--- SHORT TASK ---
Say how many lines in the records include the string "mill", adding no other words.

------------------------------------------------------------------------

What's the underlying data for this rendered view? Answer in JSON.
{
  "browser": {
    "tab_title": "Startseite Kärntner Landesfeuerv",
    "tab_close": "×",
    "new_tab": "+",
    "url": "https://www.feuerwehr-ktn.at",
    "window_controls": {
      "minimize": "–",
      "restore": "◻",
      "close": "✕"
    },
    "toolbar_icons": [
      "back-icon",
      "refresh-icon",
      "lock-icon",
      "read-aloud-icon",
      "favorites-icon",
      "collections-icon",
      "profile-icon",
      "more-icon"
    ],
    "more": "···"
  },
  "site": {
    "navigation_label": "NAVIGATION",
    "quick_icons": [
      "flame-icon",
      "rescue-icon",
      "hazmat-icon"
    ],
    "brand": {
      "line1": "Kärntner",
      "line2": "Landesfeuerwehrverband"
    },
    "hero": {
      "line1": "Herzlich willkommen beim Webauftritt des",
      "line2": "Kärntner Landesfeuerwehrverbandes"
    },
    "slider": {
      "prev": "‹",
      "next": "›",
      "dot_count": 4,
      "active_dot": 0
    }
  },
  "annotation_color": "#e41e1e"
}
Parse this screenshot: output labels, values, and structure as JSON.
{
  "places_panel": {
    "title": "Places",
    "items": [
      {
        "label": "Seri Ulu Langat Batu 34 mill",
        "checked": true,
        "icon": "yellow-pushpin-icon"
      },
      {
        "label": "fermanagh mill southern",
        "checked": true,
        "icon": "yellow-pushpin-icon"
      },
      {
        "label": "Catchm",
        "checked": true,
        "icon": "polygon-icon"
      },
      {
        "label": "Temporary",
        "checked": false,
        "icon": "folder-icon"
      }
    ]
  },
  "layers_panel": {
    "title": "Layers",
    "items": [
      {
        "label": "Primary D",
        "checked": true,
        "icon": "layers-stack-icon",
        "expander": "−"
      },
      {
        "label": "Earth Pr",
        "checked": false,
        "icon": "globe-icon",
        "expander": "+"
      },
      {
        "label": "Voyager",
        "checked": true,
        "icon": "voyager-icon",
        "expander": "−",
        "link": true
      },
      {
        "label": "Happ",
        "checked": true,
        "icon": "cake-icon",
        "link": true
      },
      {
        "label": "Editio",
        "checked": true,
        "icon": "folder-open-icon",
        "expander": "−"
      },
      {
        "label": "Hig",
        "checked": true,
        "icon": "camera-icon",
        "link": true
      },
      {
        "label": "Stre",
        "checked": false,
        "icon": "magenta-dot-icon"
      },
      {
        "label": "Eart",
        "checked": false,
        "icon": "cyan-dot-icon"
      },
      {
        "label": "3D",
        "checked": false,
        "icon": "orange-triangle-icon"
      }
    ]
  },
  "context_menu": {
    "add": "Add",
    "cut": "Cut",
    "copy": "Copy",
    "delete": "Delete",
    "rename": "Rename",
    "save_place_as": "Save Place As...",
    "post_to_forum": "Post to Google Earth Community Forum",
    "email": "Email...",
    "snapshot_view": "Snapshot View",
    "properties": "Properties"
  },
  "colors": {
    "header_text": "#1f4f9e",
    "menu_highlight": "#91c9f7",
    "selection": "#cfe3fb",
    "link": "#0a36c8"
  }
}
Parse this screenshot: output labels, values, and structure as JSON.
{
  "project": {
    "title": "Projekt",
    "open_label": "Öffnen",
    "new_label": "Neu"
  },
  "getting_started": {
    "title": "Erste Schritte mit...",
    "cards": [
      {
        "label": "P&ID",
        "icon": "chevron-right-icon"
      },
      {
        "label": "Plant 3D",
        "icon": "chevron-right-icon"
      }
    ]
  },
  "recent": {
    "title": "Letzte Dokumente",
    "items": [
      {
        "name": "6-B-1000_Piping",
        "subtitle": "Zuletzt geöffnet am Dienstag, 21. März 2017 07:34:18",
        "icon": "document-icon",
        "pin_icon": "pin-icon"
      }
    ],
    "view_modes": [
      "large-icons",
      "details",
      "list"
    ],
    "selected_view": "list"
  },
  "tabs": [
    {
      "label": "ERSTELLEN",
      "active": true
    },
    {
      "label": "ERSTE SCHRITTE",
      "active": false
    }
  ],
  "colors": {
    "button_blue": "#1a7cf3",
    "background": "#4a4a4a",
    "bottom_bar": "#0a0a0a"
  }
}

------------------------------------------------------------------------

--- EXERCISE SOLUTION ---
2